Exercise brief:
Needed from the data below: all lines that contain the word "minimize".

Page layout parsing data
'''
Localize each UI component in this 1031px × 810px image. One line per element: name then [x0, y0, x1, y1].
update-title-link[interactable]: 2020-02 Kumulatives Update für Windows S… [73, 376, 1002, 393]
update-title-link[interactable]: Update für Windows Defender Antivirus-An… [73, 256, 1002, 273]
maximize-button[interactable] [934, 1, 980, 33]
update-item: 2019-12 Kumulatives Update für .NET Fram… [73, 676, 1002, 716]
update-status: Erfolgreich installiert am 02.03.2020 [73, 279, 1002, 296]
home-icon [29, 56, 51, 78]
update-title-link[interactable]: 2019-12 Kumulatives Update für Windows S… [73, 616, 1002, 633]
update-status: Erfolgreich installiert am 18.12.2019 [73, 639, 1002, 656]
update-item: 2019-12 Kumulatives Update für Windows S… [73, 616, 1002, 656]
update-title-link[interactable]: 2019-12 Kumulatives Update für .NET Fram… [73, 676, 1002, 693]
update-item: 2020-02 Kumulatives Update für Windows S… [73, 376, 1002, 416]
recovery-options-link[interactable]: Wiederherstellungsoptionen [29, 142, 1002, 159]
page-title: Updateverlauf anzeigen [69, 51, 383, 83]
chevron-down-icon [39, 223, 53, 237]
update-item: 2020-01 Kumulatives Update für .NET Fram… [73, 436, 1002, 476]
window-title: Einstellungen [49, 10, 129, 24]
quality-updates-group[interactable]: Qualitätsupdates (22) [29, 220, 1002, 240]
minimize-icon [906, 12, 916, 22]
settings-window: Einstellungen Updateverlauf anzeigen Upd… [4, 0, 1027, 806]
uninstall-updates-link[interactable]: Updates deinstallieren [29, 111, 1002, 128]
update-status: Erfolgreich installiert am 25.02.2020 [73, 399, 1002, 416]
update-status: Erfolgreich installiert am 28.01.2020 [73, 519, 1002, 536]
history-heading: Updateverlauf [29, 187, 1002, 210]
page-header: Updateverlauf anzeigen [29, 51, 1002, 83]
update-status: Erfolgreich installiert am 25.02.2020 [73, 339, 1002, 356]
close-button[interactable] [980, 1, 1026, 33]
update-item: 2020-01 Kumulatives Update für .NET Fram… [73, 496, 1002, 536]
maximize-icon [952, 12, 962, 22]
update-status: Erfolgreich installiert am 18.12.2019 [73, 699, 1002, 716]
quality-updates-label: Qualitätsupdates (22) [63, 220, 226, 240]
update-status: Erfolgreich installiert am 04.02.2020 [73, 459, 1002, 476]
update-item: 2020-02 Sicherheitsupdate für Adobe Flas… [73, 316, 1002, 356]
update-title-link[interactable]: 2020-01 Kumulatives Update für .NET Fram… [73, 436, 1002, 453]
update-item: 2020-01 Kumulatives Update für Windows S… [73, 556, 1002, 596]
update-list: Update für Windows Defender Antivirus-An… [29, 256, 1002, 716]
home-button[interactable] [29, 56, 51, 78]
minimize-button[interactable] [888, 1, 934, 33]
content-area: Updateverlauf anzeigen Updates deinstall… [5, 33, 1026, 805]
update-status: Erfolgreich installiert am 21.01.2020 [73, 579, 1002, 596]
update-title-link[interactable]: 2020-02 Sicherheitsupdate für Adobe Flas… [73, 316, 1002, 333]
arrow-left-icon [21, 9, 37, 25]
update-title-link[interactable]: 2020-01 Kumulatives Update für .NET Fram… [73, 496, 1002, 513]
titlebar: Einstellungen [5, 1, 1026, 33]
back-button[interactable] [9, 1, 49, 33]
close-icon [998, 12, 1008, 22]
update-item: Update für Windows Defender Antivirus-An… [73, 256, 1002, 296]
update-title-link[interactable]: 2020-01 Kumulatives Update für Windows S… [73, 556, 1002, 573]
'''
Task solution:
minimize-icon [906, 12, 916, 22]
minimize-button[interactable] [888, 1, 934, 33]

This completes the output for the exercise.